-- Material to process start --
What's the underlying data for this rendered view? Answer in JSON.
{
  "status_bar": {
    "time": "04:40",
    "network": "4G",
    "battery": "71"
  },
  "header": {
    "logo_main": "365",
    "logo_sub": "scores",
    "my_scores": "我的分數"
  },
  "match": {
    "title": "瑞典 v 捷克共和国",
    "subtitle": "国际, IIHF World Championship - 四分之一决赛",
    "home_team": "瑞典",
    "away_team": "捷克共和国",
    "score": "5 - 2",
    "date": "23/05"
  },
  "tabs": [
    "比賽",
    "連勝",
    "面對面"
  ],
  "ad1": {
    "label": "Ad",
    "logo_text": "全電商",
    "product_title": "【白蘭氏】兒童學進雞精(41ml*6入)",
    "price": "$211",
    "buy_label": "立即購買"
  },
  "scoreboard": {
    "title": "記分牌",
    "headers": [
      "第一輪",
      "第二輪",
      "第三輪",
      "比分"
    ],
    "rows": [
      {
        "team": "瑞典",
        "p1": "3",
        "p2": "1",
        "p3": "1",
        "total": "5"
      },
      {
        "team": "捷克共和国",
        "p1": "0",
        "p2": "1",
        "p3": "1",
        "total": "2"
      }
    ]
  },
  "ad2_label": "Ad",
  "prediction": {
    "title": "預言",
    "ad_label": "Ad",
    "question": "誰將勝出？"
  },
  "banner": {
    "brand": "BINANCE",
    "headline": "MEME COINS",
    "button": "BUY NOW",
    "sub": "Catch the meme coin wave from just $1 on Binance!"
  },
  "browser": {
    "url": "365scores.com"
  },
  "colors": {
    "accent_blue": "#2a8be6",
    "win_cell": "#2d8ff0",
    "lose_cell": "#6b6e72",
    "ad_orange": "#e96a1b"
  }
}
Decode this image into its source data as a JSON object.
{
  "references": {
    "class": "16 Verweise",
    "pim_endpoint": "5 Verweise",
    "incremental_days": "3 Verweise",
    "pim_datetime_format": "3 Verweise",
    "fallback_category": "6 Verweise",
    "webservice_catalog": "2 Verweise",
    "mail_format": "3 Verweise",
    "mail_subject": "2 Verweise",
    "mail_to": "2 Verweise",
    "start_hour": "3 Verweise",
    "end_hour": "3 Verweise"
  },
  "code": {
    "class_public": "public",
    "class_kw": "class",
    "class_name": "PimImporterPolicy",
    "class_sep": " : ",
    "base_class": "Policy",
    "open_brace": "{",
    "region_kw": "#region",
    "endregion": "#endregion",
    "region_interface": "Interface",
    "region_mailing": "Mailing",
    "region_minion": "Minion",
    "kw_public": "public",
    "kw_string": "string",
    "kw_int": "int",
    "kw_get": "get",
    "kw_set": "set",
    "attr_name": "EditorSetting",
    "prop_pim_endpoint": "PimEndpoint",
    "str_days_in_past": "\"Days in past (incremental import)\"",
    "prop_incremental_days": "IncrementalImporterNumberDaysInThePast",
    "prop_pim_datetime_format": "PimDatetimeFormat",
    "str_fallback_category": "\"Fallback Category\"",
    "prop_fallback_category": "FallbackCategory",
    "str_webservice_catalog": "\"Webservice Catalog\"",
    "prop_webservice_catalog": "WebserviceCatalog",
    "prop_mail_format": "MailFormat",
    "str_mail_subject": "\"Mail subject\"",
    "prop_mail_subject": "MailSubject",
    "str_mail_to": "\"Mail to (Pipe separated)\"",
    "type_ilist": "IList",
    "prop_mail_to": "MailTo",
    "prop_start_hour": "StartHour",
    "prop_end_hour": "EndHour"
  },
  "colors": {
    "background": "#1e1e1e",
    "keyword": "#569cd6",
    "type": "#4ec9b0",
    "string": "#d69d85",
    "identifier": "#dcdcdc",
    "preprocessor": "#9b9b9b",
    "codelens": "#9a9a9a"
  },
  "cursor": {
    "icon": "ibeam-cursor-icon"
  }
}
-- Material to process end --
What you should do:
Repeat back the data above, exact to the last character.

Correct result:
What's the underlying data for this rendered view? Answer in JSON.
{
  "status_bar": {
    "time": "04:40",
    "network": "4G",
    "battery": "71"
  },
  "header": {
    "logo_main": "365",
    "logo_sub": "scores",
    "my_scores": "我的分數"
  },
  "match": {
    "title": "瑞典 v 捷克共和国",
    "subtitle": "国际, IIHF World Championship - 四分之一决赛",
    "home_team": "瑞典",
    "away_team": "捷克共和国",
    "score": "5 - 2",
    "date": "23/05"
  },
  "tabs": [
    "比賽",
    "連勝",
    "面對面"
  ],
  "ad1": {
    "label": "Ad",
    "logo_text": "全電商",
    "product_title": "【白蘭氏】兒童學進雞精(41ml*6入)",
    "price": "$211",
    "buy_label": "立即購買"
  },
  "scoreboard": {
    "title": "記分牌",
    "headers": [
      "第一輪",
      "第二輪",
      "第三輪",
      "比分"
    ],
    "rows": [
      {
        "team": "瑞典",
        "p1": "3",
        "p2": "1",
        "p3": "1",
        "total": "5"
      },
      {
        "team": "捷克共和国",
        "p1": "0",
        "p2": "1",
        "p3": "1",
        "total": "2"
      }
    ]
  },
  "ad2_label": "Ad",
  "prediction": {
    "title": "預言",
    "ad_label": "Ad",
    "question": "誰將勝出？"
  },
  "banner": {
    "brand": "BINANCE",
    "headline": "MEME COINS",
    "button": "BUY NOW",
    "sub": "Catch the meme coin wave from just $1 on Binance!"
  },
  "browser": {
    "url": "365scores.com"
  },
  "colors": {
    "accent_blue": "#2a8be6",
    "win_cell": "#2d8ff0",
    "lose_cell": "#6b6e72",
    "ad_orange": "#e96a1b"
  }
}
Decode this image into its source data as a JSON object.
{
  "references": {
    "class": "16 Verweise",
    "pim_endpoint": "5 Verweise",
    "incremental_days": "3 Verweise",
    "pim_datetime_format": "3 Verweise",
    "fallback_category": "6 Verweise",
    "webservice_catalog": "2 Verweise",
    "mail_format": "3 Verweise",
    "mail_subject": "2 Verweise",
    "mail_to": "2 Verweise",
    "start_hour": "3 Verweise",
    "end_hour": "3 Verweise"
  },
  "code": {
    "class_public": "public",
    "class_kw": "class",
    "class_name": "PimImporterPolicy",
    "class_sep": " : ",
    "base_class": "Policy",
    "open_brace": "{",
    "region_kw": "#region",
    "endregion": "#endregion",
    "region_interface": "Interface",
    "region_mailing": "Mailing",
    "region_minion": "Minion",
    "kw_public": "public",
    "kw_string": "string",
    "kw_int": "int",
    "kw_get": "get",
    "kw_set": "set",
    "attr_name": "EditorSetting",
    "prop_pim_endpoint": "PimEndpoint",
    "str_days_in_past": "\"Days in past (incremental import)\"",
    "prop_incremental_days": "IncrementalImporterNumberDaysInThePast",
    "prop_pim_datetime_format": "PimDatetimeFormat",
    "str_fallback_category": "\"Fallback Category\"",
    "prop_fallback_category": "FallbackCategory",
    "str_webservice_catalog": "\"Webservice Catalog\"",
    "prop_webservice_catalog": "WebserviceCatalog",
    "prop_mail_format": "MailFormat",
    "str_mail_subject": "\"Mail subject\"",
    "prop_mail_subject": "MailSubject",
    "str_mail_to": "\"Mail to (Pipe separated)\"",
    "type_ilist": "IList",
    "prop_mail_to": "MailTo",
    "prop_start_hour": "StartHour",
    "prop_end_hour": "EndHour"
  },
  "colors": {
    "background": "#1e1e1e",
    "keyword": "#569cd6",
    "type": "#4ec9b0",
    "string": "#d69d85",
    "identifier": "#dcdcdc",
    "preprocessor": "#9b9b9b",
    "codelens": "#9a9a9a"
  },
  "cursor": {
    "icon": "ibeam-cursor-icon"
  }
}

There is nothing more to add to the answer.